◆ Text passage
══════════════════════════════

Educational programs in our area received $40,626.43. Nearly $17,000 will be used to improve the literacy of Eastern Panhandle young ones. Martinsburg-Berkeley County Public Libraries received a grant for their 2023 Summer Reading Program “All Together Now.” Youth Services Manager Emily Jones reported that Berkeley County school teachers greatly appreciate the library’s reading programs which have been proven to help students maintain reading proficiency through the summer months. Martinsburg Sunrise Rotary Foundation will distribute ten books of each child’s choosing to every second grade student in Berkeley, Jefferson, and Morgan County through their Eastern Panhandle Reading program. Multiple school officials voiced their support and enthusiasm for this program which distributes tens of thousands of new books every year. Likewise, EL teacher Jill Leathers of Opequon Elementary School will use her grant to continue to build a bilingual library in her classroom, where students will be allowed to check out bags of these books to encourage at-home reading. Spring Mills Middle School teacher Stephanie Gardner will use her grant to expand and diversify the history books in her 8th grade West Virginia Studies classroom library.
Nearly $12,000 will fund STEM-related programs. Harpers Ferry Middle School’s Jill Fornadley, recipient of several previous EWVCF grants and ever the champion of learning via virtual reality, will use this grant to purchase cameras that will allow her students to film and create their own virtual Social Studies content about local West Virginia history which could be shared in schools throughout the state. Kristina Allis, Technology Integration Specialist at Orchard View Intermediate School, will use her grant to purchase Snap Circuits, electrical kits that allow children ages 8 and above to learn about electricity by creating functional circuit boards. At Wind Dance Farm & Earth Education Center in Morgan County, Director and Environmental Educator Leslie-Devine Milbourne received a grant for technological upgrades and supplies, which will allow the organization to continue their vital work of educating local youth about nature and the environment through their Student Citizen Scientist programs.
EWVCF also funded an exciting new educational program from the Jefferson County Historic Landmarks Commission. The Commission is dedicated to providing heritage education to all ages, and this grant will allow them to deliver direct presentations to all Jefferson County 4th grade classrooms. Dr. Deborah Rochefort will travel to all nine elementary schools, presenting herself as a woman from 1775 and teaching students about 18th century textiles. Commission Chair Martin Burke anticipates that this program will generate “more appreciation and interest in life in the 18th century” among Jefferson County students as they are taught American Colonial History.

══════════════════════════════

◆ Given data

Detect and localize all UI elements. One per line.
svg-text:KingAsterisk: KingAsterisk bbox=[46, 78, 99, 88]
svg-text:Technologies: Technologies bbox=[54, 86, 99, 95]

══════════════════════════════

Decide whether each statement below agrees with the passage on local education grants, answering yes or no and quoting the passage's deciding words. (a) The Martinsburg Sunrise Rotary Foundation will give ten books to every second grade student in Berkeley, Jefferson, and Morgan County. (b) Snap Circuits are meant for children ages 6 and above. (c) Dr. Deborah Rochefort will visit all nine middle schools in Jefferson County.

◆ Reply
(a) Yes: "distribute ten books of each child’s choosing to every second grade student in Berkeley, Jefferson, and Morgan County"
(b) No: "allow children ages 8 and above to learn about electricity"
(c) No: "will travel to all nine elementary schools"